_What is being asked_
From the entries below, please gather each line containing the string "into".

_Source material_

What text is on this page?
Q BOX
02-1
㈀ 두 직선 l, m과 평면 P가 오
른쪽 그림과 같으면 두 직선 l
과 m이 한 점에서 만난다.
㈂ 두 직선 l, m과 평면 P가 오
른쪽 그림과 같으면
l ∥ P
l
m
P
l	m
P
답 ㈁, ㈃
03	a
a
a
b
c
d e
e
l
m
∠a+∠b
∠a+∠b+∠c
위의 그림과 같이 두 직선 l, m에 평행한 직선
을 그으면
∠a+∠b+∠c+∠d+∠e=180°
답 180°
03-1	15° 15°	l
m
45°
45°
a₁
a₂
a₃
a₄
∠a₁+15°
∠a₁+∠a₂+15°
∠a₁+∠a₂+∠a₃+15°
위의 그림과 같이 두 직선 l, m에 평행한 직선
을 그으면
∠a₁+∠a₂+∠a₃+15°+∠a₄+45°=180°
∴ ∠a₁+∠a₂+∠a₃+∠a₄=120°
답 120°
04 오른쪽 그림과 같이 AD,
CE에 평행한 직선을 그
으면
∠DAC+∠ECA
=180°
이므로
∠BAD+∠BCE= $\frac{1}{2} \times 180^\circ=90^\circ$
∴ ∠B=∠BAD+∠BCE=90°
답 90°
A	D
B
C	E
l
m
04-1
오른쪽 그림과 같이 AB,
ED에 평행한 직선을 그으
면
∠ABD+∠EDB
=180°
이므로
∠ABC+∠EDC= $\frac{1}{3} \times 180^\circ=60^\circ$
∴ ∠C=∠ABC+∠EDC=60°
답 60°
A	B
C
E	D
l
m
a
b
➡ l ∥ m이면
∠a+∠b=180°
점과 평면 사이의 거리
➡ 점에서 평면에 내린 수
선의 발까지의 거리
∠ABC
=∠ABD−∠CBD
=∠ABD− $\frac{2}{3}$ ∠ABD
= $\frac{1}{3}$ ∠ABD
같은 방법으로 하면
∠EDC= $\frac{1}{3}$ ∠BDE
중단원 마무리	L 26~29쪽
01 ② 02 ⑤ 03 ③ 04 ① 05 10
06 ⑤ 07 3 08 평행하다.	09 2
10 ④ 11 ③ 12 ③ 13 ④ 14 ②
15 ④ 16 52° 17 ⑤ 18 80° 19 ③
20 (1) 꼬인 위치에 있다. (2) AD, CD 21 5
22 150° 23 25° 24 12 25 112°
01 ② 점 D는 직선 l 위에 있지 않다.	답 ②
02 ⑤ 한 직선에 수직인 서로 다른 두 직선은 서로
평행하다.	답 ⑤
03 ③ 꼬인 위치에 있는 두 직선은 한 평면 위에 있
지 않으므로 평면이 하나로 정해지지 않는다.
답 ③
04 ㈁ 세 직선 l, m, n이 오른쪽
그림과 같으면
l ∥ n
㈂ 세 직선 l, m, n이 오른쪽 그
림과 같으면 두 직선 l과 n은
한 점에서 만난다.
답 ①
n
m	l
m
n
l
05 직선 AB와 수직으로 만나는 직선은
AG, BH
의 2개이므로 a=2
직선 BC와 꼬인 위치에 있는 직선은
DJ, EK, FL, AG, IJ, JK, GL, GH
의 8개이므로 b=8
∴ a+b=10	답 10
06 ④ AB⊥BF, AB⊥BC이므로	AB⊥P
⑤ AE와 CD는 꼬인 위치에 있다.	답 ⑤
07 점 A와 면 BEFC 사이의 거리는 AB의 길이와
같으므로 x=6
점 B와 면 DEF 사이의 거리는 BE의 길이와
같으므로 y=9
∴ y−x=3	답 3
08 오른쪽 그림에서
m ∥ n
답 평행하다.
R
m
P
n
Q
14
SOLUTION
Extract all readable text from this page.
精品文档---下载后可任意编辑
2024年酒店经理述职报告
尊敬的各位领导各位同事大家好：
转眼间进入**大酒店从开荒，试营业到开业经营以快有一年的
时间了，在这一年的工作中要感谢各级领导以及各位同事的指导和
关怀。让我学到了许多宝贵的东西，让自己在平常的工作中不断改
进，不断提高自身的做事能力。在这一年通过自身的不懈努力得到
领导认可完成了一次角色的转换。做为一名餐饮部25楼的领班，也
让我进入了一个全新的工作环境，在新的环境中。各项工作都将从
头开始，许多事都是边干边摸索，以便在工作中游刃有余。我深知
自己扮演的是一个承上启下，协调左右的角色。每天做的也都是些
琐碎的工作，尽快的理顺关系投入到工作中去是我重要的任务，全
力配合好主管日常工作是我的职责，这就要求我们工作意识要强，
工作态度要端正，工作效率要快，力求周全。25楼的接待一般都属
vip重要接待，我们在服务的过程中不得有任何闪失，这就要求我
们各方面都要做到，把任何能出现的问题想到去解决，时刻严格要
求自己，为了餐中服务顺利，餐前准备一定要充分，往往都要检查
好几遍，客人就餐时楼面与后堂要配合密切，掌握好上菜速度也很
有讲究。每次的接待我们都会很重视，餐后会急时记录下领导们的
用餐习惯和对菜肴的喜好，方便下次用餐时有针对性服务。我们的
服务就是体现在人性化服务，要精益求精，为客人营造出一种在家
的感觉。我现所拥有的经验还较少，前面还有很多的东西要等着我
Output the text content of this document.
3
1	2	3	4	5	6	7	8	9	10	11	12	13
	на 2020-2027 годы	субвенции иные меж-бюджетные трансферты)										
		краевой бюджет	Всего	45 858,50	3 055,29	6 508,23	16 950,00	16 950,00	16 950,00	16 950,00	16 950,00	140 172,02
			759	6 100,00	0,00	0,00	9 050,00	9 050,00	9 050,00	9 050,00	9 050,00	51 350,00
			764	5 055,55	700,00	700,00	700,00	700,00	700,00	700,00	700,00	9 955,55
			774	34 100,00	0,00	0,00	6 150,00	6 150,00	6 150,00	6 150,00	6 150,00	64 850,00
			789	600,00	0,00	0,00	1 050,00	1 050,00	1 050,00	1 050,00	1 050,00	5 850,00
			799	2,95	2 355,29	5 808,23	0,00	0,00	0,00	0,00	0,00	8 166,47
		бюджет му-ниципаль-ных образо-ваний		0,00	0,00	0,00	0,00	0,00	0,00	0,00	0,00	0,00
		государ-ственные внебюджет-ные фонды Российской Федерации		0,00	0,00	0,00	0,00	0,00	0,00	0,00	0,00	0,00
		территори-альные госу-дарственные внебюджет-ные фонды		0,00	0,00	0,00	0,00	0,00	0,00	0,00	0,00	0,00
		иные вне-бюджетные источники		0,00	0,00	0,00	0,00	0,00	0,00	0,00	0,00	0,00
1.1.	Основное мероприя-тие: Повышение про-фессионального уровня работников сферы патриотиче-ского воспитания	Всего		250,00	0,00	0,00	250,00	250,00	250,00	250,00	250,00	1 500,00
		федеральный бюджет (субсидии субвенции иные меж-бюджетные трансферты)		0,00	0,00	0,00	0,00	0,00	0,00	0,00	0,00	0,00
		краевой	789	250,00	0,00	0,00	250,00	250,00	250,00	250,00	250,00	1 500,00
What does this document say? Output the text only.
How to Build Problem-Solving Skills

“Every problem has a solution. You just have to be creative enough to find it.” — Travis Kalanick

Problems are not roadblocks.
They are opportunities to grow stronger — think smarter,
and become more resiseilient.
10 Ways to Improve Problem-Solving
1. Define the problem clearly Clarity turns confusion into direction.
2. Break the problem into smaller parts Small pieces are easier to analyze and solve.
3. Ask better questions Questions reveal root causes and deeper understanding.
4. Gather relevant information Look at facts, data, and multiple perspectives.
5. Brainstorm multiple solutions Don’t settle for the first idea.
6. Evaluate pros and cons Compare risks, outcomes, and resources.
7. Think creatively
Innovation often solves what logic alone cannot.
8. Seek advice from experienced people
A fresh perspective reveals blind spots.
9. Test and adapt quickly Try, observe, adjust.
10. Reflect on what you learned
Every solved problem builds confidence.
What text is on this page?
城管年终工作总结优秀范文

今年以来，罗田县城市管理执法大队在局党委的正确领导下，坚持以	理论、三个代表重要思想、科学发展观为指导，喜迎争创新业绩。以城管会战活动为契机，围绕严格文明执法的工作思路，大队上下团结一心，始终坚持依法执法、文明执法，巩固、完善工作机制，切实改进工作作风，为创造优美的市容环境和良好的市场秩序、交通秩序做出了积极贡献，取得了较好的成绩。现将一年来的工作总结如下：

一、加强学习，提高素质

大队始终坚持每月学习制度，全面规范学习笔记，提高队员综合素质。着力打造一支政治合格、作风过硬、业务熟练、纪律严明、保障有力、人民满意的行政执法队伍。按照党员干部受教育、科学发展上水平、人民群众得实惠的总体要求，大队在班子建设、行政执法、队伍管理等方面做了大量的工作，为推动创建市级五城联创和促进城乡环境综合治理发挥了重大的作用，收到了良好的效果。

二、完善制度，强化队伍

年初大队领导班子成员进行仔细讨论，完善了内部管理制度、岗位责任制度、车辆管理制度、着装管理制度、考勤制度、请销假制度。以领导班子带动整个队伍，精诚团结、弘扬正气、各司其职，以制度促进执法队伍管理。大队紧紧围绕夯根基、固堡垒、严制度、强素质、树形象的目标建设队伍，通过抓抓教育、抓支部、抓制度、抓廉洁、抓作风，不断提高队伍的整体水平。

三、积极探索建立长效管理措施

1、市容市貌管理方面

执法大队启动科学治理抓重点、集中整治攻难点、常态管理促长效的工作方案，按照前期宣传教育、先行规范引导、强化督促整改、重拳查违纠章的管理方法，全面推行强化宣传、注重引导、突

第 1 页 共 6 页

_Result of this task_
1. Define the problem clearly Clarity turns confusion into direction.
2. Break the problem into smaller parts Small pieces are easier to analyze and solve.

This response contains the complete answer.